Provided data —
.....

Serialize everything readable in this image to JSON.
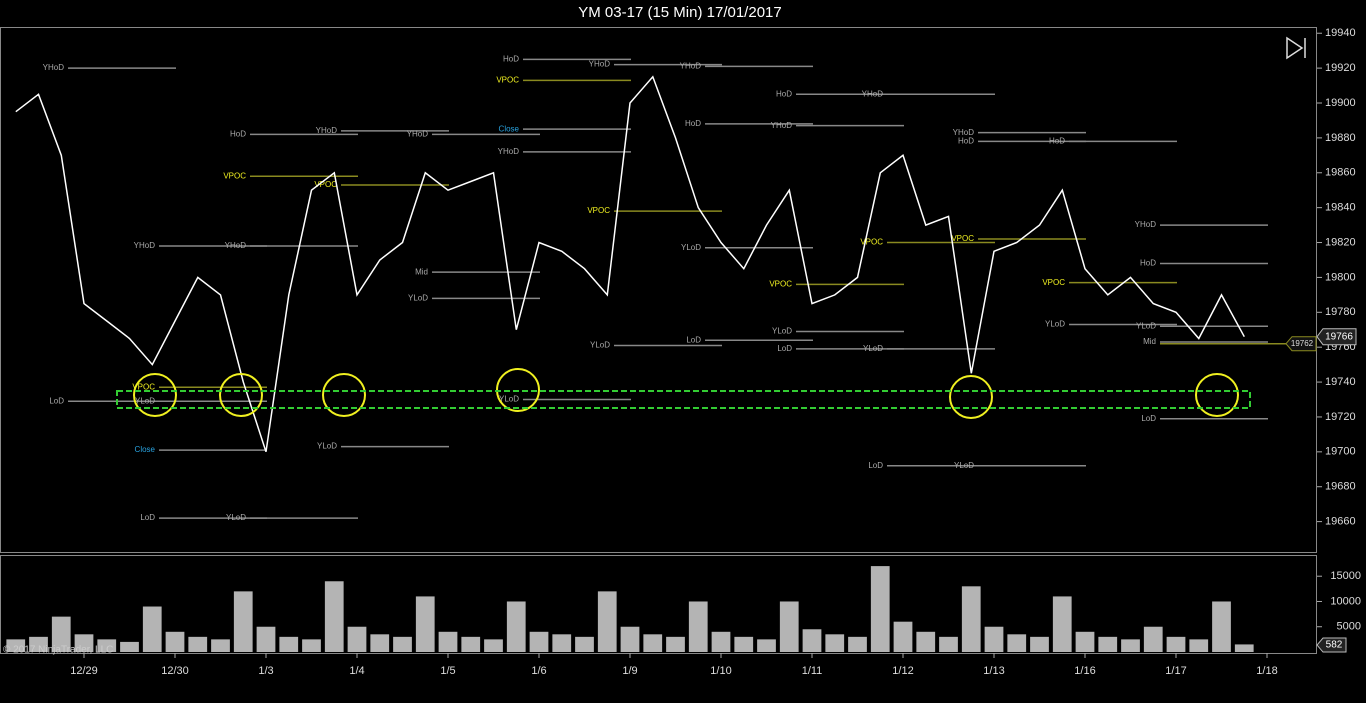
{
  "chart_data": {
    "type": "line",
    "title": "YM 03-17 (15 Min)  17/01/2017",
    "copyright": "© 2017 NinjaTrader, LLC",
    "categories": [
      null,
      null,
      null,
      null,
      "12/29",
      null,
      null,
      null,
      "12/30",
      null,
      null,
      null,
      "1/3",
      null,
      null,
      null,
      "1/4",
      null,
      null,
      null,
      "1/5",
      null,
      null,
      null,
      "1/6",
      null,
      null,
      null,
      "1/9",
      null,
      null,
      null,
      "1/10",
      null,
      null,
      null,
      "1/11",
      null,
      null,
      null,
      "1/12",
      null,
      null,
      null,
      "1/13",
      null,
      null,
      null,
      "1/16",
      null,
      null,
      null,
      "1/17",
      null,
      null,
      null,
      "1/18"
    ],
    "series": [
      {
        "name": "Price",
        "color": "#ffffff",
        "values": [
          null,
          19895,
          19905,
          19870,
          19785,
          19775,
          19765,
          19750,
          19775,
          19800,
          19790,
          19740,
          19700,
          19790,
          19850,
          19860,
          19790,
          19810,
          19820,
          19860,
          19850,
          19855,
          19860,
          19770,
          19820,
          19815,
          19805,
          19790,
          19900,
          19915,
          19880,
          19840,
          19820,
          19805,
          19830,
          19850,
          19785,
          19790,
          19800,
          19860,
          19870,
          19830,
          19835,
          19745,
          19815,
          19820,
          19830,
          19850,
          19805,
          19790,
          19800,
          19785,
          19780,
          19765,
          19790,
          19766,
          null
        ]
      }
    ],
    "ylim": [
      19642,
      19943
    ],
    "yticks": [
      19660,
      19680,
      19700,
      19720,
      19740,
      19760,
      19780,
      19800,
      19820,
      19840,
      19860,
      19880,
      19900,
      19920,
      19940
    ],
    "last_price": 19766,
    "marker_price": 19762,
    "volume": {
      "color": "#b4b4b4",
      "values": [
        null,
        2500,
        3000,
        7000,
        3500,
        2500,
        2000,
        9000,
        4000,
        3000,
        2500,
        12000,
        5000,
        3000,
        2500,
        14000,
        5000,
        3500,
        3000,
        11000,
        4000,
        3000,
        2500,
        10000,
        4000,
        3500,
        3000,
        12000,
        5000,
        3500,
        3000,
        10000,
        4000,
        3000,
        2500,
        10000,
        4500,
        3500,
        3000,
        17000,
        6000,
        4000,
        3000,
        13000,
        5000,
        3500,
        3000,
        11000,
        4000,
        3000,
        2500,
        5000,
        3000,
        2500,
        10000,
        1500,
        null
      ],
      "ylim": [
        0,
        19000
      ],
      "yticks": [
        5000,
        10000,
        15000
      ],
      "last": 582
    },
    "annotations": [
      {
        "text": "YHoD",
        "value": 19920,
        "category": "12/29"
      },
      {
        "text": "LoD",
        "value": 19729,
        "category": "12/29"
      },
      {
        "text": "YLoD",
        "value": 19729,
        "category": "12/30"
      },
      {
        "text": "VPOC",
        "value": 19737,
        "category": "12/30"
      },
      {
        "text": "YHoD",
        "value": 19818,
        "category": "12/30"
      },
      {
        "text": "Close",
        "value": 19701,
        "category": "12/30"
      },
      {
        "text": "LoD",
        "value": 19662,
        "category": "12/30"
      },
      {
        "text": "HoD",
        "value": 19882,
        "category": "1/3"
      },
      {
        "text": "YHoD",
        "value": 19818,
        "category": "1/3"
      },
      {
        "text": "VPOC",
        "value": 19858,
        "category": "1/3"
      },
      {
        "text": "YLoD",
        "value": 19662,
        "category": "1/3"
      },
      {
        "text": "YHoD",
        "value": 19884,
        "category": "1/4"
      },
      {
        "text": "YLoD",
        "value": 19703,
        "category": "1/4"
      },
      {
        "text": "VPOC",
        "value": 19853,
        "category": "1/4"
      },
      {
        "text": "Mid",
        "value": 19803,
        "category": "1/5"
      },
      {
        "text": "YHoD",
        "value": 19882,
        "category": "1/5"
      },
      {
        "text": "YLoD",
        "value": 19788,
        "category": "1/5"
      },
      {
        "text": "HoD",
        "value": 19925,
        "category": "1/6"
      },
      {
        "text": "VPOC",
        "value": 19913,
        "category": "1/6"
      },
      {
        "text": "Close",
        "value": 19885,
        "category": "1/6"
      },
      {
        "text": "YHoD",
        "value": 19872,
        "category": "1/6"
      },
      {
        "text": "YLoD",
        "value": 19730,
        "category": "1/6"
      },
      {
        "text": "YHoD",
        "value": 19922,
        "category": "1/9"
      },
      {
        "text": "VPOC",
        "value": 19838,
        "category": "1/9"
      },
      {
        "text": "YLoD",
        "value": 19761,
        "category": "1/9"
      },
      {
        "text": "YHoD",
        "value": 19921,
        "category": "1/10"
      },
      {
        "text": "HoD",
        "value": 19888,
        "category": "1/10"
      },
      {
        "text": "YLoD",
        "value": 19817,
        "category": "1/10"
      },
      {
        "text": "LoD",
        "value": 19764,
        "category": "1/10"
      },
      {
        "text": "HoD",
        "value": 19905,
        "category": "1/11"
      },
      {
        "text": "YHoD",
        "value": 19887,
        "category": "1/11"
      },
      {
        "text": "VPOC",
        "value": 19796,
        "category": "1/11"
      },
      {
        "text": "YLoD",
        "value": 19769,
        "category": "1/11"
      },
      {
        "text": "LoD",
        "value": 19759,
        "category": "1/11"
      },
      {
        "text": "YHoD",
        "value": 19905,
        "category": "1/12"
      },
      {
        "text": "YLoD",
        "value": 19759,
        "category": "1/12"
      },
      {
        "text": "VPOC",
        "value": 19820,
        "category": "1/12"
      },
      {
        "text": "LoD",
        "value": 19692,
        "category": "1/12"
      },
      {
        "text": "YHoD",
        "value": 19883,
        "category": "1/13"
      },
      {
        "text": "HoD",
        "value": 19878,
        "category": "1/13"
      },
      {
        "text": "VPOC",
        "value": 19822,
        "category": "1/13"
      },
      {
        "text": "YLoD",
        "value": 19692,
        "category": "1/13"
      },
      {
        "text": "HoD",
        "value": 19878,
        "category": "1/16"
      },
      {
        "text": "VPOC",
        "value": 19797,
        "category": "1/16"
      },
      {
        "text": "YLoD",
        "value": 19773,
        "category": "1/16"
      },
      {
        "text": "YHoD",
        "value": 19830,
        "category": "1/17"
      },
      {
        "text": "HoD",
        "value": 19808,
        "category": "1/17"
      },
      {
        "text": "YLoD",
        "value": 19772,
        "category": "1/17"
      },
      {
        "text": "Mid",
        "value": 19763,
        "category": "1/17"
      },
      {
        "text": "LoD",
        "value": 19719,
        "category": "1/17"
      }
    ]
  }
}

.....

Brief —
Return every line of the records exactly as given, pictures excluded.

Worked answer —
Serialize everything readable in this image to JSON.
{
  "chart_data": {
    "type": "line",
    "title": "YM 03-17 (15 Min)  17/01/2017",
    "copyright": "© 2017 NinjaTrader, LLC",
    "categories": [
      null,
      null,
      null,
      null,
      "12/29",
      null,
      null,
      null,
      "12/30",
      null,
      null,
      null,
      "1/3",
      null,
      null,
      null,
      "1/4",
      null,
      null,
      null,
      "1/5",
      null,
      null,
      null,
      "1/6",
      null,
      null,
      null,
      "1/9",
      null,
      null,
      null,
      "1/10",
      null,
      null,
      null,
      "1/11",
      null,
      null,
      null,
      "1/12",
      null,
      null,
      null,
      "1/13",
      null,
      null,
      null,
      "1/16",
      null,
      null,
      null,
      "1/17",
      null,
      null,
      null,
      "1/18"
    ],
    "series": [
      {
        "name": "Price",
        "color": "#ffffff",
        "values": [
          null,
          19895,
          19905,
          19870,
          19785,
          19775,
          19765,
          19750,
          19775,
          19800,
          19790,
          19740,
          19700,
          19790,
          19850,
          19860,
          19790,
          19810,
          19820,
          19860,
          19850,
          19855,
          19860,
          19770,
          19820,
          19815,
          19805,
          19790,
          19900,
          19915,
          19880,
          19840,
          19820,
          19805,
          19830,
          19850,
          19785,
          19790,
          19800,
          19860,
          19870,
          19830,
          19835,
          19745,
          19815,
          19820,
          19830,
          19850,
          19805,
          19790,
          19800,
          19785,
          19780,
          19765,
          19790,
          19766,
          null
        ]
      }
    ],
    "ylim": [
      19642,
      19943
    ],
    "yticks": [
      19660,
      19680,
      19700,
      19720,
      19740,
      19760,
      19780,
      19800,
      19820,
      19840,
      19860,
      19880,
      19900,
      19920,
      19940
    ],
    "last_price": 19766,
    "marker_price": 19762,
    "volume": {
      "color": "#b4b4b4",
      "values": [
        null,
        2500,
        3000,
        7000,
        3500,
        2500,
        2000,
        9000,
        4000,
        3000,
        2500,
        12000,
        5000,
        3000,
        2500,
        14000,
        5000,
        3500,
        3000,
        11000,
        4000,
        3000,
        2500,
        10000,
        4000,
        3500,
        3000,
        12000,
        5000,
        3500,
        3000,
        10000,
        4000,
        3000,
        2500,
        10000,
        4500,
        3500,
        3000,
        17000,
        6000,
        4000,
        3000,
        13000,
        5000,
        3500,
        3000,
        11000,
        4000,
        3000,
        2500,
        5000,
        3000,
        2500,
        10000,
        1500,
        null
      ],
      "ylim": [
        0,
        19000
      ],
      "yticks": [
        5000,
        10000,
        15000
      ],
      "last": 582
    },
    "annotations": [
      {
        "text": "YHoD",
        "value": 19920,
        "category": "12/29"
      },
      {
        "text": "LoD",
        "value": 19729,
        "category": "12/29"
      },
      {
        "text": "YLoD",
        "value": 19729,
        "category": "12/30"
      },
      {
        "text": "VPOC",
        "value": 19737,
        "category": "12/30"
      },
      {
        "text": "YHoD",
        "value": 19818,
        "category": "12/30"
      },
      {
        "text": "Close",
        "value": 19701,
        "category": "12/30"
      },
      {
        "text": "LoD",
        "value": 19662,
        "category": "12/30"
      },
      {
        "text": "HoD",
        "value": 19882,
        "category": "1/3"
      },
      {
        "text": "YHoD",
        "value": 19818,
        "category": "1/3"
      },
      {
        "text": "VPOC",
        "value": 19858,
        "category": "1/3"
      },
      {
        "text": "YLoD",
        "value": 19662,
        "category": "1/3"
      },
      {
        "text": "YHoD",
        "value": 19884,
        "category": "1/4"
      },
      {
        "text": "YLoD",
        "value": 19703,
        "category": "1/4"
      },
      {
        "text": "VPOC",
        "value": 19853,
        "category": "1/4"
      },
      {
        "text": "Mid",
        "value": 19803,
        "category": "1/5"
      },
      {
        "text": "YHoD",
        "value": 19882,
        "category": "1/5"
      },
      {
        "text": "YLoD",
        "value": 19788,
        "category": "1/5"
      },
      {
        "text": "HoD",
        "value": 19925,
        "category": "1/6"
      },
      {
        "text": "VPOC",
        "value": 19913,
        "category": "1/6"
      },
      {
        "text": "Close",
        "value": 19885,
        "category": "1/6"
      },
      {
        "text": "YHoD",
        "value": 19872,
        "category": "1/6"
      },
      {
        "text": "YLoD",
        "value": 19730,
        "category": "1/6"
      },
      {
        "text": "YHoD",
        "value": 19922,
        "category": "1/9"
      },
      {
        "text": "VPOC",
        "value": 19838,
        "category": "1/9"
      },
      {
        "text": "YLoD",
        "value": 19761,
        "category": "1/9"
      },
      {
        "text": "YHoD",
        "value": 19921,
        "category": "1/10"
      },
      {
        "text": "HoD",
        "value": 19888,
        "category": "1/10"
      },
      {
        "text": "YLoD",
        "value": 19817,
        "category": "1/10"
      },
      {
        "text": "LoD",
        "value": 19764,
        "category": "1/10"
      },
      {
        "text": "HoD",
        "value": 19905,
        "category": "1/11"
      },
      {
        "text": "YHoD",
        "value": 19887,
        "category": "1/11"
      },
      {
        "text": "VPOC",
        "value": 19796,
        "category": "1/11"
      },
      {
        "text": "YLoD",
        "value": 19769,
        "category": "1/11"
      },
      {
        "text": "LoD",
        "value": 19759,
        "category": "1/11"
      },
      {
        "text": "YHoD",
        "value": 19905,
        "category": "1/12"
      },
      {
        "text": "YLoD",
        "value": 19759,
        "category": "1/12"
      },
      {
        "text": "VPOC",
        "value": 19820,
        "category": "1/12"
      },
      {
        "text": "LoD",
        "value": 19692,
        "category": "1/12"
      },
      {
        "text": "YHoD",
        "value": 19883,
        "category": "1/13"
      },
      {
        "text": "HoD",
        "value": 19878,
        "category": "1/13"
      },
      {
        "text": "VPOC",
        "value": 19822,
        "category": "1/13"
      },
      {
        "text": "YLoD",
        "value": 19692,
        "category": "1/13"
      },
      {
        "text": "HoD",
        "value": 19878,
        "category": "1/16"
      },
      {
        "text": "VPOC",
        "value": 19797,
        "category": "1/16"
      },
      {
        "text": "YLoD",
        "value": 19773,
        "category": "1/16"
      },
      {
        "text": "YHoD",
        "value": 19830,
        "category": "1/17"
      },
      {
        "text": "HoD",
        "value": 19808,
        "category": "1/17"
      },
      {
        "text": "YLoD",
        "value": 19772,
        "category": "1/17"
      },
      {
        "text": "Mid",
        "value": 19763,
        "category": "1/17"
      },
      {
        "text": "LoD",
        "value": 19719,
        "category": "1/17"
      }
    ]
  }
}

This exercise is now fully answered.